**TASK DESCRIPTION**
Every line that contains the word "code" should be copied.

Extracted records

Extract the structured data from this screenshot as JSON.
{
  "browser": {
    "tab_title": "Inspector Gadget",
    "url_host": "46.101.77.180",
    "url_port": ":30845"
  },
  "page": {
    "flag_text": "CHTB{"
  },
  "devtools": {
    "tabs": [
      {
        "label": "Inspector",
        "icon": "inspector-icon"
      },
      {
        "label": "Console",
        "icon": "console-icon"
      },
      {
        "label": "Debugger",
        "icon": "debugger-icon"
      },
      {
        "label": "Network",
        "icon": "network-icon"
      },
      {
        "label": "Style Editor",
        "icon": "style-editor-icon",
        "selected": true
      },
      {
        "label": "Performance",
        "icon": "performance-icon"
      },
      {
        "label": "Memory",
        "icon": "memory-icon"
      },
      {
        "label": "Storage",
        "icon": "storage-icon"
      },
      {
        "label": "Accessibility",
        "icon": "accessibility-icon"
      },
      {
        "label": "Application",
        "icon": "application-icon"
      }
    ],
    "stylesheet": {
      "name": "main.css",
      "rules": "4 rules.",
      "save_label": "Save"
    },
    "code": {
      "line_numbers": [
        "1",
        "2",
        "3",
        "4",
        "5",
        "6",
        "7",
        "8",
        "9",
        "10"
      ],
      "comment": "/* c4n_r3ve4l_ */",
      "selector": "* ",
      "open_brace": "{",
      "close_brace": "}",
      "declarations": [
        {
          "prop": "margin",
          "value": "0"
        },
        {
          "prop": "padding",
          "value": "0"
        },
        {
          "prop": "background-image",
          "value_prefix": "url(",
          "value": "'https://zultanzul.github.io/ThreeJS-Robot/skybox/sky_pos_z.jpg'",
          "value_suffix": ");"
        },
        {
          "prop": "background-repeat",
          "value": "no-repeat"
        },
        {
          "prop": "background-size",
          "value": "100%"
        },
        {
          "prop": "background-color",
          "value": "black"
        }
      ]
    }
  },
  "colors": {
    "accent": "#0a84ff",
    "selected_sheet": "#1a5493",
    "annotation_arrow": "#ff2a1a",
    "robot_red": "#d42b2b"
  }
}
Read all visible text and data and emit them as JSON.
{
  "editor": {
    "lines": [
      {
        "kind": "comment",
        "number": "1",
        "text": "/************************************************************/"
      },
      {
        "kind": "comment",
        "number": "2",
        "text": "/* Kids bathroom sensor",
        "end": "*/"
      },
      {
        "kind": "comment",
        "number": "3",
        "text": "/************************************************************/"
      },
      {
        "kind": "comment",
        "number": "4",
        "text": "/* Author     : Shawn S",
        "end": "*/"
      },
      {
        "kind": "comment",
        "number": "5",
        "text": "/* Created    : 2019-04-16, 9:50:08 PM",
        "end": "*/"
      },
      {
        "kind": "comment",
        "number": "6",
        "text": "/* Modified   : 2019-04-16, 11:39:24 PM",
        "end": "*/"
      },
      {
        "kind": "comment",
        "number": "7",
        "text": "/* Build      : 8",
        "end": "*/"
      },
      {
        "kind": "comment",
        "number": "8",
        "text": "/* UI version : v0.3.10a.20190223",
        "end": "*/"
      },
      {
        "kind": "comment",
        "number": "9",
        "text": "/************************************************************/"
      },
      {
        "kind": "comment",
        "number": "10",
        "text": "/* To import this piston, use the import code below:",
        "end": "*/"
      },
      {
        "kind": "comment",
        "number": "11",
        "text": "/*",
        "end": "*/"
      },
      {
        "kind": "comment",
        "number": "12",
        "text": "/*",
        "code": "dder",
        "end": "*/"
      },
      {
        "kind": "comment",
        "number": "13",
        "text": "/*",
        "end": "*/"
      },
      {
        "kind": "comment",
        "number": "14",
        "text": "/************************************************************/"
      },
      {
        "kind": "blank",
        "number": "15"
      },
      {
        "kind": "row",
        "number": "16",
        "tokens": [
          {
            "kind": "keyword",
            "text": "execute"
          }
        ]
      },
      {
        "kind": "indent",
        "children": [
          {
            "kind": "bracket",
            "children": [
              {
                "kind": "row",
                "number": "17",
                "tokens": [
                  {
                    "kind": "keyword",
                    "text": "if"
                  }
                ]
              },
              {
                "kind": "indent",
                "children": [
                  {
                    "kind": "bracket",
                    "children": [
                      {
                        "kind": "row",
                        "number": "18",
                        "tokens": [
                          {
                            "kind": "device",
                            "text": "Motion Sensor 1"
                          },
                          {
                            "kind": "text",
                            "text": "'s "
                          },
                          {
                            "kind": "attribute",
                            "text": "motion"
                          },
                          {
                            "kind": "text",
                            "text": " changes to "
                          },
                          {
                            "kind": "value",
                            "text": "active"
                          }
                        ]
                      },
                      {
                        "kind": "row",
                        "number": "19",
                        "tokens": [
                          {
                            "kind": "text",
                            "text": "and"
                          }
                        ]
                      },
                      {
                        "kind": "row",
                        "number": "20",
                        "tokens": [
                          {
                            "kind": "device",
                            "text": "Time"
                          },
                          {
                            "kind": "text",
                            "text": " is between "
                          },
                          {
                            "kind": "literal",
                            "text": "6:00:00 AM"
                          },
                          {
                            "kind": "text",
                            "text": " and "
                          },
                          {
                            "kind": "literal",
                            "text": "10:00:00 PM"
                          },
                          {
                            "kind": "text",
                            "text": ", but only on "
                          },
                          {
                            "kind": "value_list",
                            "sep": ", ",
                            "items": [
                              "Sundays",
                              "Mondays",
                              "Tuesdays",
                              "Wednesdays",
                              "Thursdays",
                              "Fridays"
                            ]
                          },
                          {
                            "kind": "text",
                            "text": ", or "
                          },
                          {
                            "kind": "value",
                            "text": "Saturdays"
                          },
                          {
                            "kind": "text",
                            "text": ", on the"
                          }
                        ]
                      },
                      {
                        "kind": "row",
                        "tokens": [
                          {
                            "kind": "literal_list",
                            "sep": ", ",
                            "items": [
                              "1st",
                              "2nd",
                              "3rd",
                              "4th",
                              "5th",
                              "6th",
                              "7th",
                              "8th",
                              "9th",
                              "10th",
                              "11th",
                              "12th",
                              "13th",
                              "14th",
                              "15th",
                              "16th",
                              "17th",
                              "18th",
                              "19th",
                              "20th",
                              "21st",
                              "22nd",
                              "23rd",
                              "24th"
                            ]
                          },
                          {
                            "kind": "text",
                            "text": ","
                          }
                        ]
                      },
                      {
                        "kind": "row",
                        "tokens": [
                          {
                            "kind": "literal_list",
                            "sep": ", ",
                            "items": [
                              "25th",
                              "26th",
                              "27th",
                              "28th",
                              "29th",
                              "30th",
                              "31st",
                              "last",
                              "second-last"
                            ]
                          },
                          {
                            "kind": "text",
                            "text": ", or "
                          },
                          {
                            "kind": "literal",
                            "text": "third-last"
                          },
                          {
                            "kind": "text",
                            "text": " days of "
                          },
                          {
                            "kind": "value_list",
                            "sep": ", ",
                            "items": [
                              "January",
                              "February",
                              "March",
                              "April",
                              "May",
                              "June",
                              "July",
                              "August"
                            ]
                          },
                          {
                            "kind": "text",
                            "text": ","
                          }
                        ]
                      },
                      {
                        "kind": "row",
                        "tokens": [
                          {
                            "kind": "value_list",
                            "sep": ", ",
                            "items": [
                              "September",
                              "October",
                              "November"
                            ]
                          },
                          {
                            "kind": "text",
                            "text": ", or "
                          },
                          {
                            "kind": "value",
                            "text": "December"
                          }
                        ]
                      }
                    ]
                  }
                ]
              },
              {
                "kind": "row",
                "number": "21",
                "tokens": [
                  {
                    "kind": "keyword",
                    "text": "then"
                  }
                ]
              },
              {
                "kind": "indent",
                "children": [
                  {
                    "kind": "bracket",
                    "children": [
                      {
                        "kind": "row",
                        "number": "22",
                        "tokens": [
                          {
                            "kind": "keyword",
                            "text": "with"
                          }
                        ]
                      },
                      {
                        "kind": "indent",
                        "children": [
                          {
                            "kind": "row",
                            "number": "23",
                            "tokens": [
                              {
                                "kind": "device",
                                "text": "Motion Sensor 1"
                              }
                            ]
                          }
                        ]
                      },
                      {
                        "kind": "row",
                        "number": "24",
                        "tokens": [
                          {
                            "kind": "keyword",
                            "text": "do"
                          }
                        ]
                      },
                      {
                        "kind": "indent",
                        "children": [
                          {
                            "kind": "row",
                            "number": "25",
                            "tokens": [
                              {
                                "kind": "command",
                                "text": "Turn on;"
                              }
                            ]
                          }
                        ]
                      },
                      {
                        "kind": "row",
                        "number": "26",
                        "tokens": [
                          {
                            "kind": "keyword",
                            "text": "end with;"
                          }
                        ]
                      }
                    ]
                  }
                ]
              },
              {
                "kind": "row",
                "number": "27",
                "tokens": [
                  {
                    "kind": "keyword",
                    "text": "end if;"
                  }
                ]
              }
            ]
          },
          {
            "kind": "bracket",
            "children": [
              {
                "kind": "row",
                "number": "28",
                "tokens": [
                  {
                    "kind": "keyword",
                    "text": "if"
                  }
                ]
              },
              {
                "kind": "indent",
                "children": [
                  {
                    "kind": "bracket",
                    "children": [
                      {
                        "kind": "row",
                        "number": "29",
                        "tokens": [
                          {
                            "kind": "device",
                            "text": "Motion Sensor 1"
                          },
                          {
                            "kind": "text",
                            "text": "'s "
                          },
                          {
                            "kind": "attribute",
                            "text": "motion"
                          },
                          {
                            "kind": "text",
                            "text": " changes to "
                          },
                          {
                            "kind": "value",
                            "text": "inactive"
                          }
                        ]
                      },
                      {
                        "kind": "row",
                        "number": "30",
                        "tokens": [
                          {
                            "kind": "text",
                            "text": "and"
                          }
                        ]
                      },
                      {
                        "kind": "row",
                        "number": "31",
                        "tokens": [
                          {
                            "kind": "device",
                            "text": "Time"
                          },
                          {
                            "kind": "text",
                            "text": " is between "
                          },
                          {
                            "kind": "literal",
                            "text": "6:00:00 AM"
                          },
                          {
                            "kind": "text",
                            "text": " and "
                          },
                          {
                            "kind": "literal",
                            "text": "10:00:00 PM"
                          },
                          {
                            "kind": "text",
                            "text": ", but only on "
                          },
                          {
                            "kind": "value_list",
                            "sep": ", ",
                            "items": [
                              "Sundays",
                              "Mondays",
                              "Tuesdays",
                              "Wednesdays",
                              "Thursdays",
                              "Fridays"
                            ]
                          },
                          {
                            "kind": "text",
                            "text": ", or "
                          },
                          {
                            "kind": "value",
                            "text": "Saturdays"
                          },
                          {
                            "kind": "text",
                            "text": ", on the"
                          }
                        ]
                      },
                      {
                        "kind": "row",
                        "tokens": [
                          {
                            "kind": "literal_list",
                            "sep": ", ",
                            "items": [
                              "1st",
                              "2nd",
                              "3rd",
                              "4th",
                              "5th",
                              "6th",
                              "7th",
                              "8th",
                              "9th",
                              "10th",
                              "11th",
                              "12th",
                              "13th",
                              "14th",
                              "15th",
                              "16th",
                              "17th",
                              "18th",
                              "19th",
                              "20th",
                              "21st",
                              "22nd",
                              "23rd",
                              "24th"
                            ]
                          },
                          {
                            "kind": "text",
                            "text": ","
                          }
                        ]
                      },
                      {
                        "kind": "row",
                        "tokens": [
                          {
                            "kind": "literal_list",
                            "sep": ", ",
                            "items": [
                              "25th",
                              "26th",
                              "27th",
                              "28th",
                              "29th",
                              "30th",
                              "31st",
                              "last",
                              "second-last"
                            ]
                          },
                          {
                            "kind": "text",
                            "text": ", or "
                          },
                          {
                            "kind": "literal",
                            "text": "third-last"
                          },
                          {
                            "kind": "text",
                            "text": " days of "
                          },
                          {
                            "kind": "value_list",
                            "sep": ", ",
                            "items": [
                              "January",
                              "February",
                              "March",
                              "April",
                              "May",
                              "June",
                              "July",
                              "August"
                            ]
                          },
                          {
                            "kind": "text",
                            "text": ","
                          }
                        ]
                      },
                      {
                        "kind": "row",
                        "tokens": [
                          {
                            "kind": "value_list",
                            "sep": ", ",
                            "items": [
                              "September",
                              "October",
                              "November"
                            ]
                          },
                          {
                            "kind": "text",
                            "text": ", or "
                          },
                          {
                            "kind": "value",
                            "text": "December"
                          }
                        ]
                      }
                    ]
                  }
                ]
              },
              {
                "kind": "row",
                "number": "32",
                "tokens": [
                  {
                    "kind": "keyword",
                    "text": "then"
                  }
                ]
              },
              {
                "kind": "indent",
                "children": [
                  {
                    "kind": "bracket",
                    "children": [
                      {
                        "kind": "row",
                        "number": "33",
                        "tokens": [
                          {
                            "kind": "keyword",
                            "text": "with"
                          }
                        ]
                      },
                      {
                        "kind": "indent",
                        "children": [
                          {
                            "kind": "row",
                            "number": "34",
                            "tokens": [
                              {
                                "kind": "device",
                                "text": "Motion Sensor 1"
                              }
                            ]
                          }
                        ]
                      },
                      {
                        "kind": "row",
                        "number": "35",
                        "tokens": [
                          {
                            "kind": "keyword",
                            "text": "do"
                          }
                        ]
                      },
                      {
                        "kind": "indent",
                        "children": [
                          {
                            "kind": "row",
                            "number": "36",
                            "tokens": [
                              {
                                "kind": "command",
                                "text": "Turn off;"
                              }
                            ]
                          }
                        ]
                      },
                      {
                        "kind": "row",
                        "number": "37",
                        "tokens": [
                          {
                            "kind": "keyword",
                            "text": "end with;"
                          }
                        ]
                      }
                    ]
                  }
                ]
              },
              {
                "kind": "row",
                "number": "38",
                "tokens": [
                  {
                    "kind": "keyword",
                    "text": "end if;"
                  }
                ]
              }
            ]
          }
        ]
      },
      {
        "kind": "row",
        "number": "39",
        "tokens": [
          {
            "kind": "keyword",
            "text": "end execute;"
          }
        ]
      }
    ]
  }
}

**TASK RESULT**
    "code": {
        "text": "/* To import this piston, use the import code below:",
        "code": "dder",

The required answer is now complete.